Aufgabenstellung —
Aktualisiere im Text über Antiaggressionstraining den Abschnitt, der mit den Worten "Eingereicht von michael.ueberschaer" beginnt und mit "noch gößerer Tragweite." endet, indem du "Adressaten" durch "Teilnehmenden" ersetzt. Gib den so geänderten Abschnitt vollständig wieder.

Dokumenttext —
Eingereicht von michael.ueberschaer am 13. Dez 2011 - 14:24 Uhr
Wer sich ein wenig für die Angebote von Antiaggressionstraining interessiert, wird feststellen, dass die Angebotsvielfalt enorm ist. Dabei fällt zum einen auf, dass diese teilweise zum Ziel haben, dass die Adressaten nicht mehr aggressiv sind und teilweise zum Ziel haben, dass die Adressaten nicht mehr gewalttätig sind. Dieser Unterschied spiegelt leider wider, dass in der Gesellschaft Aggression und Gewaltverhalten gleichgesetzt werden. Und die verschiedenen Angebote unterscheiden sich in einem weiteren Punkt und dieser ist von noch gößerer Tragweite.
Entgegen der logischen Annahme, dass diese sich an Mitmenschen richten, die sich
aggressiv oder gewalttätig verhalten, sind diverse Angebote an diejenigen gerichtet, die vielleicht in den Kontakt mit aggressiven oder gewalttätigen ( gewaltbereiten ) Mitmenschen kommen können, beispielsweise Schülerinnen und Schüler.
Gegen diese Kurse ist an dieser Stelle grundsätzlich nichts zu sagen, auch weil natürlich unklar ist, wie das einzelne Angebot im Detail aussieht, wer es durchführt und wie er dies macht.
Verwirrung entsteht aber dadurch zusätzlich um die Frage nach der Verantwortung für das Beenden von Gewaltverhalten. Täter und leider auch die Opfer von Gewaltverhalten nehmen nur zu oft an, dass sie beide für das Gewaltverhalten des Täters und damit auch für das Beenden verantwortlich sind.
Angebote, die sich an potentielle Opfer richten, täten also gut daran, Ihre Angebote besser 'Selbstbehauptungskurs' zu nennen, damit klar wird, wer für Gewaltverhalten und seine Beendigung verantortlich ist.

Vorliegende Einträge —
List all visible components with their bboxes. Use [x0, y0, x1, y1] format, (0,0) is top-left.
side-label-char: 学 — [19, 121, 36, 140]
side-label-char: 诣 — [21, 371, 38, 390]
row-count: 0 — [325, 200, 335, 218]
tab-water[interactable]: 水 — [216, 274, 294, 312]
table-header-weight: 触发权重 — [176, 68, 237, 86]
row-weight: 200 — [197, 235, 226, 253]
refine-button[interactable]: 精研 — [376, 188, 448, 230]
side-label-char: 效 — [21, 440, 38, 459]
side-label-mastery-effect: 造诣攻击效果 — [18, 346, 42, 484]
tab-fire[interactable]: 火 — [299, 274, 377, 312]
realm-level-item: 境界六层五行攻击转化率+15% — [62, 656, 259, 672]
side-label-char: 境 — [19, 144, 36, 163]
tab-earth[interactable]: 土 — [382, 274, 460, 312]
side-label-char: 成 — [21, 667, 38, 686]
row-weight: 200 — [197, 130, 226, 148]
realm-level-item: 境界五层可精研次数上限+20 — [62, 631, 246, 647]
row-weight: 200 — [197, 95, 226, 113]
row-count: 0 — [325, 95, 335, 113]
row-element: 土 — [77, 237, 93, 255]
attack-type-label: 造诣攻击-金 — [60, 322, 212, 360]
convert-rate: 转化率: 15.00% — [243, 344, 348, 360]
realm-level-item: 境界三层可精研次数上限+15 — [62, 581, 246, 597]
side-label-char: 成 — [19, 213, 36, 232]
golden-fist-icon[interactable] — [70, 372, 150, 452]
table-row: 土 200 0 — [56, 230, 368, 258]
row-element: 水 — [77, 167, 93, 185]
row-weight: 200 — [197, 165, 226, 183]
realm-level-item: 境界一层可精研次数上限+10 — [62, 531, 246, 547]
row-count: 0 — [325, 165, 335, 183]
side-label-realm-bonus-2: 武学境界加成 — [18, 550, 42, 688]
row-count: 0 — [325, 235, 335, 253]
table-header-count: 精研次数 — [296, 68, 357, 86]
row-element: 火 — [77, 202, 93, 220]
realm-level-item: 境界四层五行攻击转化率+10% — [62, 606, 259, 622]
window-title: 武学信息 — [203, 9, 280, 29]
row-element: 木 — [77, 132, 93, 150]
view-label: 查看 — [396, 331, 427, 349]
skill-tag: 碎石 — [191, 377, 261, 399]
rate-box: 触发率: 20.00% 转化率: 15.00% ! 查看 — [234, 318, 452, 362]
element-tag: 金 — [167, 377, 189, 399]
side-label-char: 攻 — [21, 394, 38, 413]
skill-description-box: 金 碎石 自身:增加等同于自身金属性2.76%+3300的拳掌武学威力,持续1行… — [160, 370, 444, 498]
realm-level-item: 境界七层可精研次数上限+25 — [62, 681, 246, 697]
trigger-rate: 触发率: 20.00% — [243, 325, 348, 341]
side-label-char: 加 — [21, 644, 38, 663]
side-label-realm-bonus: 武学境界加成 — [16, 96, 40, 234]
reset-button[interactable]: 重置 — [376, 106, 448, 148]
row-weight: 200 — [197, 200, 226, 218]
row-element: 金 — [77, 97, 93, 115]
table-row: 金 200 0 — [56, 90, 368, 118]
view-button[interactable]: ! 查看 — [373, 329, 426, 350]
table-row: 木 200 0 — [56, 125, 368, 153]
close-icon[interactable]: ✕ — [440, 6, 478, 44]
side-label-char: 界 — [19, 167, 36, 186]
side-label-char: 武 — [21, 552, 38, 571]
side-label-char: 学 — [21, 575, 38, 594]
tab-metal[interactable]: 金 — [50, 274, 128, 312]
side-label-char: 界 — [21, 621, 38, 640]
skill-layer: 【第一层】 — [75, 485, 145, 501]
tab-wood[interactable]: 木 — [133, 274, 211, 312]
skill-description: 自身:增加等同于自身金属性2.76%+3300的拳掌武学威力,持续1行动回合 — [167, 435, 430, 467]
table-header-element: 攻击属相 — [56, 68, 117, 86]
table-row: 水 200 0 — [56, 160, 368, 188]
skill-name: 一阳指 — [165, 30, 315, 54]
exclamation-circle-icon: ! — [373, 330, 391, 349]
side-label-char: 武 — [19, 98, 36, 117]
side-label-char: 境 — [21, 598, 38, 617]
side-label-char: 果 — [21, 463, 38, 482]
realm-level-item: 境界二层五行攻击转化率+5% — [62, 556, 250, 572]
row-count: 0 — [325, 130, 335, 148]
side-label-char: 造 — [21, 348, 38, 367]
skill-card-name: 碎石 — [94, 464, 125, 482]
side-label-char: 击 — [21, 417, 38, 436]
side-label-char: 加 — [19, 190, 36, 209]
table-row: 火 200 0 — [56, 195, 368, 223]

Ergebnis der Übung —
Eingereicht von michael.ueberschaer am 13. Dez 2011 - 14:24 Uhr
Wer sich ein wenig für die Angebote von Antiaggressionstraining interessiert, wird feststellen, dass die Angebotsvielfalt enorm ist. Dabei fällt zum einen auf, dass diese teilweise zum Ziel haben, dass die Teilnehmenden nicht mehr aggressiv sind und teilweise zum Ziel haben, dass die Teilnehmenden nicht mehr gewalttätig sind. Dieser Unterschied spiegelt leider wider, dass in der Gesellschaft Aggression und Gewaltverhalten gleichgesetzt werden. Und die verschiedenen Angebote unterscheiden sich in einem weiteren Punkt und dieser ist von noch gößerer Tragweite.